*Given exercise*: Copy out all of the data exactly as it appears.

** Start of Exercise input **

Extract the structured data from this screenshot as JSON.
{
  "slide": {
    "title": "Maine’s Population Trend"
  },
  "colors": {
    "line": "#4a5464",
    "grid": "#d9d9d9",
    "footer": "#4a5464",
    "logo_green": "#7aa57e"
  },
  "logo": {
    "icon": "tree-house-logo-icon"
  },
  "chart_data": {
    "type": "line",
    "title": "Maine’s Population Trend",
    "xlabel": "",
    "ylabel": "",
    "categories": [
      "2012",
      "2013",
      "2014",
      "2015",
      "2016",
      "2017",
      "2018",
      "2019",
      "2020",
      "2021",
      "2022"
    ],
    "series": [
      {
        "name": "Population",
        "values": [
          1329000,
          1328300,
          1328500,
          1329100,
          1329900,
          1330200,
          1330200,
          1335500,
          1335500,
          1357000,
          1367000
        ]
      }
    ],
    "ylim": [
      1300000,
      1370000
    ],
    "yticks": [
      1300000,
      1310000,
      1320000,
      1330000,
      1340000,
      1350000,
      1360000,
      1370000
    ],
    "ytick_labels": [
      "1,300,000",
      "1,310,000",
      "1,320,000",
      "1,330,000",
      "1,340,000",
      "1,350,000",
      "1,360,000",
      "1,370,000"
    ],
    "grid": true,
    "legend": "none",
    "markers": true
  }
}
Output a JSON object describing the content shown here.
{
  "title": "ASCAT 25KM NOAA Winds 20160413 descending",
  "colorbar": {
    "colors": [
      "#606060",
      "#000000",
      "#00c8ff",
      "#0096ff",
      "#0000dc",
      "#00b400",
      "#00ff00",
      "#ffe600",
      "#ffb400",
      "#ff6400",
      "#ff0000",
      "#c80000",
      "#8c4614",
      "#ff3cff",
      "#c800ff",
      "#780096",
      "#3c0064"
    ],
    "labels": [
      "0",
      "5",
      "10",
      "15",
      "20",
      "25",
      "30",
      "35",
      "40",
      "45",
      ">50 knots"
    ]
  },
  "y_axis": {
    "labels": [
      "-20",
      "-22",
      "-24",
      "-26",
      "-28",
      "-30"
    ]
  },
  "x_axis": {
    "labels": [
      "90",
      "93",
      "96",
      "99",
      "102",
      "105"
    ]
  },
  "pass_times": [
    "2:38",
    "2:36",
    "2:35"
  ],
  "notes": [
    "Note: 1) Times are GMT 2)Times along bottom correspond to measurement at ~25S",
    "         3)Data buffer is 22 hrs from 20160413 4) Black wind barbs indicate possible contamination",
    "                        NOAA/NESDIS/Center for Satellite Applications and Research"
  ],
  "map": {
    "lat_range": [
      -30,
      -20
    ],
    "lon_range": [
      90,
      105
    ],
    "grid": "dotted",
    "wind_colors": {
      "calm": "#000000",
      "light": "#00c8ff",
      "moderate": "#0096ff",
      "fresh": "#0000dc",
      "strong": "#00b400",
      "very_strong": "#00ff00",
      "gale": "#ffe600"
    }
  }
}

** End of Exercise input **

*Correct answer*:
Extract the structured data from this screenshot as JSON.
{
  "slide": {
    "title": "Maine’s Population Trend"
  },
  "colors": {
    "line": "#4a5464",
    "grid": "#d9d9d9",
    "footer": "#4a5464",
    "logo_green": "#7aa57e"
  },
  "logo": {
    "icon": "tree-house-logo-icon"
  },
  "chart_data": {
    "type": "line",
    "title": "Maine’s Population Trend",
    "xlabel": "",
    "ylabel": "",
    "categories": [
      "2012",
      "2013",
      "2014",
      "2015",
      "2016",
      "2017",
      "2018",
      "2019",
      "2020",
      "2021",
      "2022"
    ],
    "series": [
      {
        "name": "Population",
        "values": [
          1329000,
          1328300,
          1328500,
          1329100,
          1329900,
          1330200,
          1330200,
          1335500,
          1335500,
          1357000,
          1367000
        ]
      }
    ],
    "ylim": [
      1300000,
      1370000
    ],
    "yticks": [
      1300000,
      1310000,
      1320000,
      1330000,
      1340000,
      1350000,
      1360000,
      1370000
    ],
    "ytick_labels": [
      "1,300,000",
      "1,310,000",
      "1,320,000",
      "1,330,000",
      "1,340,000",
      "1,350,000",
      "1,360,000",
      "1,370,000"
    ],
    "grid": true,
    "legend": "none",
    "markers": true
  }
}
Output a JSON object describing the content shown here.
{
  "title": "ASCAT 25KM NOAA Winds 20160413 descending",
  "colorbar": {
    "colors": [
      "#606060",
      "#000000",
      "#00c8ff",
      "#0096ff",
      "#0000dc",
      "#00b400",
      "#00ff00",
      "#ffe600",
      "#ffb400",
      "#ff6400",
      "#ff0000",
      "#c80000",
      "#8c4614",
      "#ff3cff",
      "#c800ff",
      "#780096",
      "#3c0064"
    ],
    "labels": [
      "0",
      "5",
      "10",
      "15",
      "20",
      "25",
      "30",
      "35",
      "40",
      "45",
      ">50 knots"
    ]
  },
  "y_axis": {
    "labels": [
      "-20",
      "-22",
      "-24",
      "-26",
      "-28",
      "-30"
    ]
  },
  "x_axis": {
    "labels": [
      "90",
      "93",
      "96",
      "99",
      "102",
      "105"
    ]
  },
  "pass_times": [
    "2:38",
    "2:36",
    "2:35"
  ],
  "notes": [
    "Note: 1) Times are GMT 2)Times along bottom correspond to measurement at ~25S",
    "         3)Data buffer is 22 hrs from 20160413 4) Black wind barbs indicate possible contamination",
    "                        NOAA/NESDIS/Center for Satellite Applications and Research"
  ],
  "map": {
    "lat_range": [
      -30,
      -20
    ],
    "lon_range": [
      90,
      105
    ],
    "grid": "dotted",
    "wind_colors": {
      "calm": "#000000",
      "light": "#00c8ff",
      "moderate": "#0096ff",
      "fresh": "#0000dc",
      "strong": "#00b400",
      "very_strong": "#00ff00",
      "gale": "#ffe600"
    }
  }
}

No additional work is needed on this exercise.